● AIM:
Check each line of the material below, and copy it if it holds the string "chart".

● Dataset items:
☆ ☆ ☆ ☆ ☆ ☆ ☆
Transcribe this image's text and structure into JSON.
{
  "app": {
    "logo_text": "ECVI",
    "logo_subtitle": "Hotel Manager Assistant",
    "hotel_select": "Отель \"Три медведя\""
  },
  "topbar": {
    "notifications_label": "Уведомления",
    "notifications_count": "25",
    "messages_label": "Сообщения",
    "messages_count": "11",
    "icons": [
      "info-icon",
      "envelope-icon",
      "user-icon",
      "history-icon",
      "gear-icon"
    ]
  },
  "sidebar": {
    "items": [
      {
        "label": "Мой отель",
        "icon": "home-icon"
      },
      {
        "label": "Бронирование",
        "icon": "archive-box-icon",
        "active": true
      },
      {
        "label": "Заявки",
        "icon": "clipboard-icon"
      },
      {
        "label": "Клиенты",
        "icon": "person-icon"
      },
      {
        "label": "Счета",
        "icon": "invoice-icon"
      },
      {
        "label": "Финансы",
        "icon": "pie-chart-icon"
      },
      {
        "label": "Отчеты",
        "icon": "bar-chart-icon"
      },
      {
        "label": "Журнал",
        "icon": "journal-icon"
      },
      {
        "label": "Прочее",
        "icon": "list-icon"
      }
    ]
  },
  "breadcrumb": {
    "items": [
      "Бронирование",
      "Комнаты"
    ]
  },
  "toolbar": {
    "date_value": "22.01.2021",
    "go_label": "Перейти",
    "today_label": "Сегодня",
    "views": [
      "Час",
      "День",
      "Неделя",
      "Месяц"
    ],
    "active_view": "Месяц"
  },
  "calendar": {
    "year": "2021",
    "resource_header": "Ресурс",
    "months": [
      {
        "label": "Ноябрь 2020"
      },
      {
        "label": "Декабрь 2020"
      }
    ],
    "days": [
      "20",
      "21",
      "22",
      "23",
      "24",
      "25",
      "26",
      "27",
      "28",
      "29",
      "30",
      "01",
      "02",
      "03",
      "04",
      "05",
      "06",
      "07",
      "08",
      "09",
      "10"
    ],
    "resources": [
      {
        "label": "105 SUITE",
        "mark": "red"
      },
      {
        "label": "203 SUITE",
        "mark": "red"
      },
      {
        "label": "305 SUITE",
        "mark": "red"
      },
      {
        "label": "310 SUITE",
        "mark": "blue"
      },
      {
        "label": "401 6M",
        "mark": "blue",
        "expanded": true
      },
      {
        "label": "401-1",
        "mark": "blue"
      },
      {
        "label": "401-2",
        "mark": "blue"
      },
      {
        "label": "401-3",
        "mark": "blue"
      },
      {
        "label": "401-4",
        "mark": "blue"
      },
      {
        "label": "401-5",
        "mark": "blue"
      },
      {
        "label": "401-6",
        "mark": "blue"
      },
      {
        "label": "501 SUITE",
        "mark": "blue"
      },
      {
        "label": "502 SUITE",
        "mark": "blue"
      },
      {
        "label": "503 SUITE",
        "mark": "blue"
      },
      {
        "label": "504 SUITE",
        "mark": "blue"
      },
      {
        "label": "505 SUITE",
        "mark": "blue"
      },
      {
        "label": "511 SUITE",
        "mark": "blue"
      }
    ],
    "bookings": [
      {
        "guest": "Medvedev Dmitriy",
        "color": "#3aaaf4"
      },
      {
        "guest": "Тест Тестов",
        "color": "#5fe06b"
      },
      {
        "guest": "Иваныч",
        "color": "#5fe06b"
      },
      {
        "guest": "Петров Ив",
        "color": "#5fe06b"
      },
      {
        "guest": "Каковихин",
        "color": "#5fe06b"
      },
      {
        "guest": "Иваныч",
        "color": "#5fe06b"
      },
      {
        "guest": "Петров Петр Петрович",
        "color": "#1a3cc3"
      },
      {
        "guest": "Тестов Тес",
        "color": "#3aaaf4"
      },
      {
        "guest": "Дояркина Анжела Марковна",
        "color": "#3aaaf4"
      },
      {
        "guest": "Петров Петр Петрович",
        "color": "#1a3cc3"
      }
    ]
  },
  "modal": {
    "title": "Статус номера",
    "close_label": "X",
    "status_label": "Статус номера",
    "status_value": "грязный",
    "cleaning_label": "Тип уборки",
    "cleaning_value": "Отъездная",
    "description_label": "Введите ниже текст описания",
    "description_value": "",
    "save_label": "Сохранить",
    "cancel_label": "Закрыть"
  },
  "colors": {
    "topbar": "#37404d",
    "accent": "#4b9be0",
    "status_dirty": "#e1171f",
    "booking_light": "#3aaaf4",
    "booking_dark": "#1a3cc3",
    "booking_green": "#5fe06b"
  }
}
☆ ☆ ☆ ☆ ☆ ☆ ☆
● SOLUTION:
        "icon": "pie-chart-icon"
        "icon": "bar-chart-icon"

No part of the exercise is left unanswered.